## PROBLEM DESCRIPTION
Copy every line that mentions the word "Changing".

## Collected data entries

━━━━━━

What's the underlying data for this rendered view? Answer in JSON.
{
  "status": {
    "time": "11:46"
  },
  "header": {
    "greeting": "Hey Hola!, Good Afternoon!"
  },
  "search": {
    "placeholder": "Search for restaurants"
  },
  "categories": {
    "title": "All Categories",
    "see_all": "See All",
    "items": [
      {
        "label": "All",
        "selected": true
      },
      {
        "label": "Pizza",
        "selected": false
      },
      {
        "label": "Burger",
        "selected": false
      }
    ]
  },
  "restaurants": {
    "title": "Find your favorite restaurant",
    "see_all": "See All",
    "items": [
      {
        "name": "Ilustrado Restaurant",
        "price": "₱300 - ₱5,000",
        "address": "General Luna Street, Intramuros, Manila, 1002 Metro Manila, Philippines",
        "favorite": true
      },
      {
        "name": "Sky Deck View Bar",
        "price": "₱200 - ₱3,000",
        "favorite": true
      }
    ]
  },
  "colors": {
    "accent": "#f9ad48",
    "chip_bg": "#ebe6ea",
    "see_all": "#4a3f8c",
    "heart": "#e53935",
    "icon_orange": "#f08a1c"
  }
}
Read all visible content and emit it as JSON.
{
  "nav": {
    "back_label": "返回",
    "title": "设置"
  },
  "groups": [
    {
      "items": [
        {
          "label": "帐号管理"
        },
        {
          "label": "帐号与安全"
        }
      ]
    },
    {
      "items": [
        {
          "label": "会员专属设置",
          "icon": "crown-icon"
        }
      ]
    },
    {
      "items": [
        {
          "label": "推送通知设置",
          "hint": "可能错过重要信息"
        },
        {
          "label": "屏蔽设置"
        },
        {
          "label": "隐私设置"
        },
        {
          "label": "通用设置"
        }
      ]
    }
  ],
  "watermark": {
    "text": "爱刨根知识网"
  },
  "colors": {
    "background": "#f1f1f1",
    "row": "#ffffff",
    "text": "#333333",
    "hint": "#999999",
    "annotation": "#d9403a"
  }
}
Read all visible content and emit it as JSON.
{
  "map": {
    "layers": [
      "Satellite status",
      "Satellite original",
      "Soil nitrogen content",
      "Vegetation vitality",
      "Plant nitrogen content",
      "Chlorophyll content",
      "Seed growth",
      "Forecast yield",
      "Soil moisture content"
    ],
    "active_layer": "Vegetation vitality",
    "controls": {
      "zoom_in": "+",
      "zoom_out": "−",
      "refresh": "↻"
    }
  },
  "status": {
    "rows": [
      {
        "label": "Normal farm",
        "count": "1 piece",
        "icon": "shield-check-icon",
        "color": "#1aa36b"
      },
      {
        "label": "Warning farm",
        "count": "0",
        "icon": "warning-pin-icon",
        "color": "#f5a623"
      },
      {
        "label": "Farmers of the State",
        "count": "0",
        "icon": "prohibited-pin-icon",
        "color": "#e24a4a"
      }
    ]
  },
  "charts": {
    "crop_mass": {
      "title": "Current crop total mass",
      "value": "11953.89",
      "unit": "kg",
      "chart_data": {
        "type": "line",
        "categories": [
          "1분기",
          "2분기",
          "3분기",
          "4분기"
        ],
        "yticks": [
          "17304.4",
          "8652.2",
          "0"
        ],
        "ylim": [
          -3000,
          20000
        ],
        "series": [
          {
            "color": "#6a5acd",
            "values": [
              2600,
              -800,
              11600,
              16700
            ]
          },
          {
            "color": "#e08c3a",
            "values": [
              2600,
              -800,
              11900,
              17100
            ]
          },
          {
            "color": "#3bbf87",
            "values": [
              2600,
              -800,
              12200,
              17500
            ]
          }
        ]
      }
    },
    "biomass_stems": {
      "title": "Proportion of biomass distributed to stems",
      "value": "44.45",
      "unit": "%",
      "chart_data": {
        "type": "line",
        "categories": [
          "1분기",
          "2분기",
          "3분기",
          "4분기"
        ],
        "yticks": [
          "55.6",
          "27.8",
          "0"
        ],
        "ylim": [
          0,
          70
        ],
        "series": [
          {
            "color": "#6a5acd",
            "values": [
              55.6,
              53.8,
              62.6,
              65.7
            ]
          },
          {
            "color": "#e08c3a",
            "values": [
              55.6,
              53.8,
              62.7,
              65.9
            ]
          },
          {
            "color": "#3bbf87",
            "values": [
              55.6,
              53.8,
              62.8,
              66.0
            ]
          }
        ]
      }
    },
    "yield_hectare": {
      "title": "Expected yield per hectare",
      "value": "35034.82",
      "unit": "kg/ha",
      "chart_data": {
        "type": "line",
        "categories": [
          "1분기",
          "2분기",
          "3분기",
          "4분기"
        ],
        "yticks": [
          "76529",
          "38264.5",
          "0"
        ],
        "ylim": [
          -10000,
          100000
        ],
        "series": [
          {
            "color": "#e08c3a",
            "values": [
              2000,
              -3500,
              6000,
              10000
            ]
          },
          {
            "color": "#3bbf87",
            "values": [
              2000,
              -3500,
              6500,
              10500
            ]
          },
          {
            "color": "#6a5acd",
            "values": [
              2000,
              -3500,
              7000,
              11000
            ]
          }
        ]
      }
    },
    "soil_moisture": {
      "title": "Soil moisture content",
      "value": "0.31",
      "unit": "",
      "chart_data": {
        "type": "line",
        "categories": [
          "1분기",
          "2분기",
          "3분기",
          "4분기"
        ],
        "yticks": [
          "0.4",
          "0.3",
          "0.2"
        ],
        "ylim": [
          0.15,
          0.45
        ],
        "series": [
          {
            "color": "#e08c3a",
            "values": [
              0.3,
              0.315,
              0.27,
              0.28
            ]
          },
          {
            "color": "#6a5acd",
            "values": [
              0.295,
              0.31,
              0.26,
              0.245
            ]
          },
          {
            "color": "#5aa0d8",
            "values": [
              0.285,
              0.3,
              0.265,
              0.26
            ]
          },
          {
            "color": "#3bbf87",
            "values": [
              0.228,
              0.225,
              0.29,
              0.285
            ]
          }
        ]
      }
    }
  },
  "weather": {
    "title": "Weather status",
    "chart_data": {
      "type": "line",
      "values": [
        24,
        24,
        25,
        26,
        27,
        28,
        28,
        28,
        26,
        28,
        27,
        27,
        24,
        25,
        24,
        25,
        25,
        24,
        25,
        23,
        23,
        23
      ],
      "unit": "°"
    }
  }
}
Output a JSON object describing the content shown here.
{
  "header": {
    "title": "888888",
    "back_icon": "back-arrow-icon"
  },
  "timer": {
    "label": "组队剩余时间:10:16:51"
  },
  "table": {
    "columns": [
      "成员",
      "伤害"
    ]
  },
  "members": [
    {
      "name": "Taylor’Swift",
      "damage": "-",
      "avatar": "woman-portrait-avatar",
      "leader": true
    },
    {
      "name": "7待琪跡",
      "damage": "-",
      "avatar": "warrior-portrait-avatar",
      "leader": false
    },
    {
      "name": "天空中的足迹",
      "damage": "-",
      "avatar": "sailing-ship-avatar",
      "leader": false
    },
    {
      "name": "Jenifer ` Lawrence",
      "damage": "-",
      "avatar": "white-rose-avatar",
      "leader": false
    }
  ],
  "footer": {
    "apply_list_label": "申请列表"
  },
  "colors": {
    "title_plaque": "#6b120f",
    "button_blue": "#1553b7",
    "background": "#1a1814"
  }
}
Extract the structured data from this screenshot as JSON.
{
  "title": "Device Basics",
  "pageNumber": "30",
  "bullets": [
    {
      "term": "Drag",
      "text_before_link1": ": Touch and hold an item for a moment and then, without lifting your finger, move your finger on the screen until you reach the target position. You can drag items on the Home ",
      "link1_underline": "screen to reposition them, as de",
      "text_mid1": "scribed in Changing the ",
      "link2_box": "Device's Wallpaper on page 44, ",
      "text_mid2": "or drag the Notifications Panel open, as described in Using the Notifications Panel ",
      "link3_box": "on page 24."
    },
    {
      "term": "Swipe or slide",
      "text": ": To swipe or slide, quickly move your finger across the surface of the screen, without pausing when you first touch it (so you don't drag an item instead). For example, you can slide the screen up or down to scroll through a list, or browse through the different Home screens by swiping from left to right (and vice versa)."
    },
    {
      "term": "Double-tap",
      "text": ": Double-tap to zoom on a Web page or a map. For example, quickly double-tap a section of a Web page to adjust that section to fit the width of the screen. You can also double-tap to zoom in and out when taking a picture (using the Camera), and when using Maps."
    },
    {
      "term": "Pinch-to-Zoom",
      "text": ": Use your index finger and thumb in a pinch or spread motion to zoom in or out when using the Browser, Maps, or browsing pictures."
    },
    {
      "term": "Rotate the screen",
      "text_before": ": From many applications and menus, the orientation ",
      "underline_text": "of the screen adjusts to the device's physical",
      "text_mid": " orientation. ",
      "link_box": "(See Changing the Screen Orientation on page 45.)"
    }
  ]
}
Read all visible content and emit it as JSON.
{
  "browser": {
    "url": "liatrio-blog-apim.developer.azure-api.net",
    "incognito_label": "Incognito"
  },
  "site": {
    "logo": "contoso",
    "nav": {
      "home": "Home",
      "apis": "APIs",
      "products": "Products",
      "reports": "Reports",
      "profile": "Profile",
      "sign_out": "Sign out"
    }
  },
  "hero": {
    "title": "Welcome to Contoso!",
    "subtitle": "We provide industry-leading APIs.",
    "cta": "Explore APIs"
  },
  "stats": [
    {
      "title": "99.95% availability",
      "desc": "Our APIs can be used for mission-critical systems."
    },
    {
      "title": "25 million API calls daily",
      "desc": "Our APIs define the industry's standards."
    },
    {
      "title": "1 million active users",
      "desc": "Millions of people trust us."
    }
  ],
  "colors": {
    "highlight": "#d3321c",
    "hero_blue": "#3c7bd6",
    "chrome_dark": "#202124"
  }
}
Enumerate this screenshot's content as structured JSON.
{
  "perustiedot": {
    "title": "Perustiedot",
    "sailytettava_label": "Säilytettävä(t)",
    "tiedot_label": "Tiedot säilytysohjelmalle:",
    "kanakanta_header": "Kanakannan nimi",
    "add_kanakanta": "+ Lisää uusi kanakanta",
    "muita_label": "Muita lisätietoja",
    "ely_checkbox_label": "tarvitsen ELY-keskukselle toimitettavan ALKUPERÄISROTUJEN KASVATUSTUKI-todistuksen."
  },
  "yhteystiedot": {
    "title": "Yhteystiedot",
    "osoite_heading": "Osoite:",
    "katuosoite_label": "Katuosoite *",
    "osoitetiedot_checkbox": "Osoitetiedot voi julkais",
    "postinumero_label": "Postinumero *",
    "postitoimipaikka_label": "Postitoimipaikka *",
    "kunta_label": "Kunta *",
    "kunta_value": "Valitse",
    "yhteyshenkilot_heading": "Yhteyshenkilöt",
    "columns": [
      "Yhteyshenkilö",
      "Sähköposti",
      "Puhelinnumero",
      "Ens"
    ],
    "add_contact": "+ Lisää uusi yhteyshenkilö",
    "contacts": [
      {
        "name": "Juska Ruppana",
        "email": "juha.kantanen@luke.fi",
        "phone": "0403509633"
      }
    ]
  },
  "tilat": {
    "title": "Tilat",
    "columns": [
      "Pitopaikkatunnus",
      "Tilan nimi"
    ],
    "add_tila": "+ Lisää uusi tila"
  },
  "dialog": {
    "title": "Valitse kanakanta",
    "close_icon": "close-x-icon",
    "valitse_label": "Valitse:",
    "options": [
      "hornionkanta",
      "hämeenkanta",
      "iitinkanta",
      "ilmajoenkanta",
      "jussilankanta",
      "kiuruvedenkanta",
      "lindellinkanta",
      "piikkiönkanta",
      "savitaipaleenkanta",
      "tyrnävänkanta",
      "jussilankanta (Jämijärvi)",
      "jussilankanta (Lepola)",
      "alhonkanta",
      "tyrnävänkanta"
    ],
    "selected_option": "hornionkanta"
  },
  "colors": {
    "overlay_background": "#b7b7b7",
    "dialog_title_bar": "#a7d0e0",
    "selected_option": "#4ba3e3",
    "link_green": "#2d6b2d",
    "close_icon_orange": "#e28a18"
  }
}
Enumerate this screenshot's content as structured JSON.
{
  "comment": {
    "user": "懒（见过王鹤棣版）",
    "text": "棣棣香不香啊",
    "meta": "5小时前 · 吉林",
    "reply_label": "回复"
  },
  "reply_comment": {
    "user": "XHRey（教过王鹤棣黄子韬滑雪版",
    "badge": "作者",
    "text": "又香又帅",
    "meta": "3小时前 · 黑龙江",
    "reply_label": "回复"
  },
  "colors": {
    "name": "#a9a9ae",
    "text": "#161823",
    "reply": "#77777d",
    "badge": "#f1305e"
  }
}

━━━━━━

## THE RESULT
      "text_mid1": "scribed in Changing the ",
      "link_box": "(See Changing the Screen Orientation on page 45.)"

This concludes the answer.